YOUR GOAL:
Copy out the data exactly, leaving the pictures behind.

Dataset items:
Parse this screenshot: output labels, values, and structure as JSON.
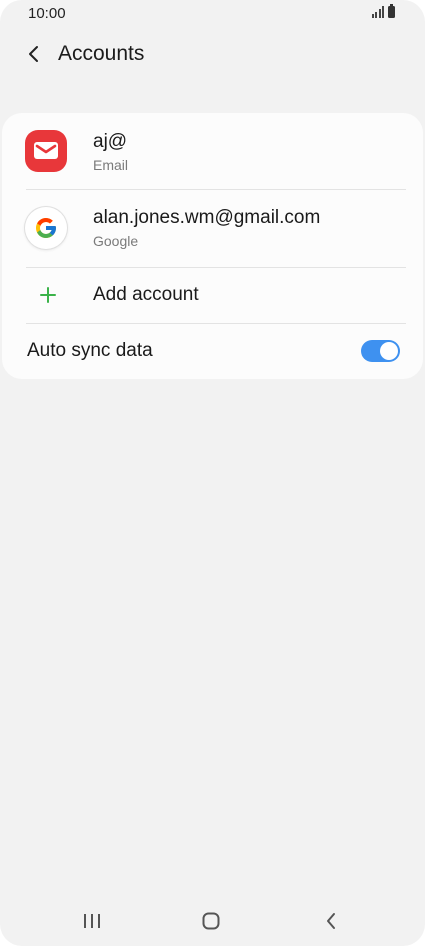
{
  "status_bar": {
    "time": "10:00",
    "signal_icon": "signal-icon",
    "battery_icon": "battery-icon"
  },
  "header": {
    "back_icon": "chevron-left-icon",
    "title": "Accounts"
  },
  "accounts": [
    {
      "name": "aj@",
      "type": "Email",
      "icon": "email-app-icon",
      "icon_color": "#e8373a"
    },
    {
      "name": "alan.jones.wm@gmail.com",
      "type": "Google",
      "icon": "google-icon"
    }
  ],
  "add_account": {
    "label": "Add account",
    "icon": "plus-icon",
    "icon_color": "#3bb34a"
  },
  "auto_sync": {
    "label": "Auto sync data",
    "enabled": true,
    "toggle_color": "#3e91f0"
  },
  "nav_bar": {
    "recent_icon": "recent-apps-icon",
    "home_icon": "home-icon",
    "back_icon": "back-icon"
  }
}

FINAL RESULT:
Parse this screenshot: output labels, values, and structure as JSON.
{
  "status_bar": {
    "time": "10:00",
    "signal_icon": "signal-icon",
    "battery_icon": "battery-icon"
  },
  "header": {
    "back_icon": "chevron-left-icon",
    "title": "Accounts"
  },
  "accounts": [
    {
      "name": "aj@",
      "type": "Email",
      "icon": "email-app-icon",
      "icon_color": "#e8373a"
    },
    {
      "name": "alan.jones.wm@gmail.com",
      "type": "Google",
      "icon": "google-icon"
    }
  ],
  "add_account": {
    "label": "Add account",
    "icon": "plus-icon",
    "icon_color": "#3bb34a"
  },
  "auto_sync": {
    "label": "Auto sync data",
    "enabled": true,
    "toggle_color": "#3e91f0"
  },
  "nav_bar": {
    "recent_icon": "recent-apps-icon",
    "home_icon": "home-icon",
    "back_icon": "back-icon"
  }
}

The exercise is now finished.